GIVEN EXERCISE A: Reproduce, unchanged, the rows from the one containing "units-label: millions bbox=[32, 443, 82, 458]" down to the one containing "bar-segment-shading bbox=[402, 357, 461, 386]", including both of those and no others.

You are viewing a plain text version of this content. The canonical link for it is here.
Posted to dev@geode.apache.org by Ashvin A <aa...@gmail.com> on 2015/08/19 20:49:33 UTC

Investigate test failures: Build 189

Hi,

The latest nightly build is reporting 4 test failures. These tests do not
fail when I run them locally. Based on a quick search it also seems these
tests failed for the first time and are not related to recent code changes.

   1. c.g.g.i.c.ClientServerTransactionDUnitTest.testClientCommitFunction
   2. c.g.g.i.c.ConnectDisconnectDUnitTest.testManyConnectsAndDisconnects
   3.
   c.g.g.i.c.PartitionedRegionAsSubRegionDUnitTest.testSubRegionLocalDestroyRegion
   4. c.g.g.i.c.PartitionedRegionAsSubRegionDUnitTest.testSubRegionClose


All these failures have similar error message:

Found suspect string in log4j at line 1430
    com.gemstone.gemfire.cache.RegionDestroyedException:...

Can I conclude these failures are caused by some build hardware issue? Are
there any other artifacts I could look at for additional details.

Thanks,
Ashvin

Re: Investigate test failures: Build 189

Posted by Bruce Schuchardt <bs...@pivotal.io>.
The test output is available if you click on the failed test.

ConnectDisconnectDUnitTest is failing due to suspect strings shutting 
down the DistributedSystem from a previous test.  These suspect strings 
are not the RegionDestroyedException that Ashvin mentioned.  I think the 
exceptions point to a small shutdown problem in 
RegionVersionVector.memberDeparted().  It's trying to get the 
DistributionManager and schedule a job in one of its thread pools but 
the DM is shutting down and getDistributionManager() is throwing an 
exception.

ClientServerTransactionDUnitTest got an unexpected 
TransactionDataNodeHasDepartedException that doesn't look like 
bleed-through from another test to me.

PartitionedRegionAsSubRegionDUnitTests are failing due to suspect 
RegionDestroyedException strings that are not from 
bleed-through/contamination.  They are due to timing issues with the 
test.  It's locally destroying a bucket while the bucket is being 
created and that caused the thread that was creating the bucket to log 
the exception.



Le 8/19/2015 1:40 PM, Kirk Lund a écrit :
> I don't have any ideas about the cause without looking at the full
> stack of RegionDestroyedException
> and the rest of the logs. We haven't been seeing anything like this so I
> would expect it to be a real bug that was committed.
>
> It might be caused by race condition(s) in either the test or the product
> (or both). This could then this result in pollution in one or
> more JVMs which then causes later tests (so it might be the earliest
> misbehaving test that's of interest).

RECORD LIST:
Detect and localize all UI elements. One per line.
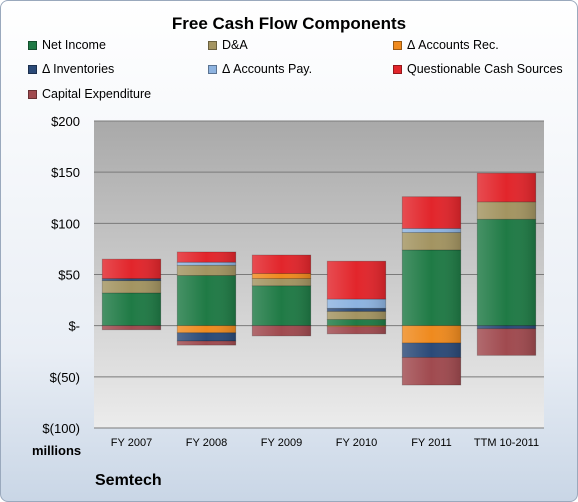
units-label: millions bbox=[32, 443, 82, 458]
company-label: Semtech bbox=[95, 472, 162, 489]
x-tick-label: FY 2009 bbox=[261, 437, 302, 449]
legend-label: Δ Inventories bbox=[42, 62, 115, 76]
bar-segment-shading bbox=[252, 285, 311, 326]
y-tick-label: $200 bbox=[51, 114, 80, 129]
bar-segment-shading bbox=[402, 325, 461, 344]
x-tick-label: FY 2011 bbox=[411, 437, 452, 449]
bar-segment-shading bbox=[102, 259, 161, 279]
y-tick-label: $50 bbox=[58, 268, 80, 283]
legend-label: Δ Accounts Pay. bbox=[222, 62, 313, 76]
bar-segment-shading bbox=[477, 201, 536, 220]
bar-segment-shading bbox=[102, 278, 161, 281]
bar-segment-shading bbox=[327, 326, 386, 334]
bar-segment-shading bbox=[327, 325, 386, 327]
y-tick-label: $(50) bbox=[50, 370, 80, 385]
legend-swatch bbox=[208, 40, 217, 50]
x-tick-label: FY 2008 bbox=[186, 437, 227, 449]
legend-label: D&A bbox=[222, 38, 248, 52]
bar-segment-shading bbox=[402, 357, 461, 386]
bar-segment-shading bbox=[477, 173, 536, 202]
legend-swatch bbox=[28, 40, 37, 50]
bar-segment-shading bbox=[402, 196, 461, 229]
legend-swatch bbox=[28, 89, 37, 99]
legend-item-net-income: Net Income bbox=[28, 37, 106, 53]
bar-segment-shading bbox=[327, 261, 386, 300]
bar-segment-shading bbox=[327, 311, 386, 320]
y-tick-label: $100 bbox=[51, 216, 80, 231]
legend-label: Capital Expenditure bbox=[42, 87, 152, 101]
bar-segment-shading bbox=[327, 299, 386, 309]
legend-item-d-a: D&A bbox=[208, 37, 248, 53]
bar-segment-shading bbox=[327, 308, 386, 312]
x-tick-label: TTM 10-2011 bbox=[474, 437, 539, 449]
bar-segment-shading bbox=[477, 219, 536, 326]
legend-swatch bbox=[208, 64, 217, 74]
x-tick-label: FY 2010 bbox=[336, 437, 377, 449]
chart-title: Free Cash Flow Components bbox=[171, 14, 407, 33]
bar-segment-shading bbox=[102, 325, 161, 330]
x-tick-label: FY 2007 bbox=[111, 437, 152, 449]
y-tick-label: $(100) bbox=[42, 421, 80, 436]
legend-swatch bbox=[393, 64, 402, 74]
legend-item-delta-inventories: Δ Inventories bbox=[28, 61, 114, 77]
legend-item-delta-accounts-rec: Δ Accounts Rec. bbox=[393, 37, 499, 53]
bar-segment-shading bbox=[252, 325, 311, 336]
bar-segment-shading bbox=[177, 332, 236, 342]
bar-segment-shading bbox=[102, 280, 161, 293]
bar-segment-shading bbox=[402, 343, 461, 358]
legend-swatch bbox=[28, 64, 37, 74]
legend-label: Δ Accounts Rec. bbox=[407, 38, 499, 52]
legend-label: Questionable Cash Sources bbox=[407, 62, 563, 76]
bar-segment-shading bbox=[477, 328, 536, 356]
bar-segment-shading bbox=[402, 249, 461, 326]
bar-segment-shading bbox=[102, 292, 161, 326]
legend-swatch bbox=[393, 40, 402, 50]
y-tick-label: $- bbox=[68, 319, 80, 334]
bar-segment-shading bbox=[177, 325, 236, 333]
bar-segment-shading bbox=[252, 273, 311, 279]
bar-segment-shading bbox=[177, 275, 236, 326]
legend-item-delta-accounts-pay: Δ Accounts Pay. bbox=[208, 61, 312, 77]
bar-segment-shading bbox=[402, 228, 461, 233]
bar-segment-shading bbox=[177, 341, 236, 346]
bar-segment-shading bbox=[177, 251, 236, 263]
y-tick-label: $150 bbox=[51, 165, 80, 180]
bar-segment-shading bbox=[477, 325, 536, 329]
bar-segment-shading bbox=[402, 232, 461, 250]
bar-segment-shading bbox=[177, 262, 236, 266]
legend-label: Net Income bbox=[42, 38, 106, 52]
bar-segment-shading bbox=[327, 319, 386, 326]
legend-item-questionable-cash-sources: Questionable Cash Sources bbox=[393, 61, 563, 77]
legend-item-capital-expenditure: Capital Expenditure bbox=[28, 86, 151, 102]
bar-segment-shading bbox=[252, 278, 311, 286]
bar-segment-shading bbox=[252, 255, 311, 274]
bar-segment-shading bbox=[177, 265, 236, 276]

GIVEN EXERCISE B: In the thread about the nightly build's test failures, give back everything from "ConnectDisconnectDUnitTest is failing" down to "test to me.", replacing "thread pools" with "worker pools".

COMPLETE OUTPUT A:
units-label: millions bbox=[32, 443, 82, 458]
company-label: Semtech bbox=[95, 472, 162, 489]
x-tick-label: FY 2009 bbox=[261, 437, 302, 449]
legend-label: Δ Inventories bbox=[42, 62, 115, 76]
bar-segment-shading bbox=[252, 285, 311, 326]
y-tick-label: $200 bbox=[51, 114, 80, 129]
bar-segment-shading bbox=[402, 325, 461, 344]
x-tick-label: FY 2011 bbox=[411, 437, 452, 449]
bar-segment-shading bbox=[102, 259, 161, 279]
y-tick-label: $50 bbox=[58, 268, 80, 283]
legend-label: Δ Accounts Pay. bbox=[222, 62, 313, 76]
bar-segment-shading bbox=[477, 201, 536, 220]
bar-segment-shading bbox=[102, 278, 161, 281]
bar-segment-shading bbox=[327, 326, 386, 334]
bar-segment-shading bbox=[327, 325, 386, 327]
y-tick-label: $(50) bbox=[50, 370, 80, 385]
legend-swatch bbox=[208, 40, 217, 50]
x-tick-label: FY 2008 bbox=[186, 437, 227, 449]
legend-label: D&A bbox=[222, 38, 248, 52]
bar-segment-shading bbox=[402, 357, 461, 386]

COMPLETE OUTPUT B:
ConnectDisconnectDUnitTest is failing due to suspect strings shutting 
down the DistributedSystem from a previous test.  These suspect strings 
are not the RegionDestroyedException that Ashvin mentioned.  I think the 
exceptions point to a small shutdown problem in 
RegionVersionVector.memberDeparted().  It's trying to get the 
DistributionManager and schedule a job in one of its worker pools but 
the DM is shutting down and getDistributionManager() is throwing an 
exception.

ClientServerTransactionDUnitTest got an unexpected 
TransactionDataNodeHasDepartedException that doesn't look like 
bleed-through from another test to me.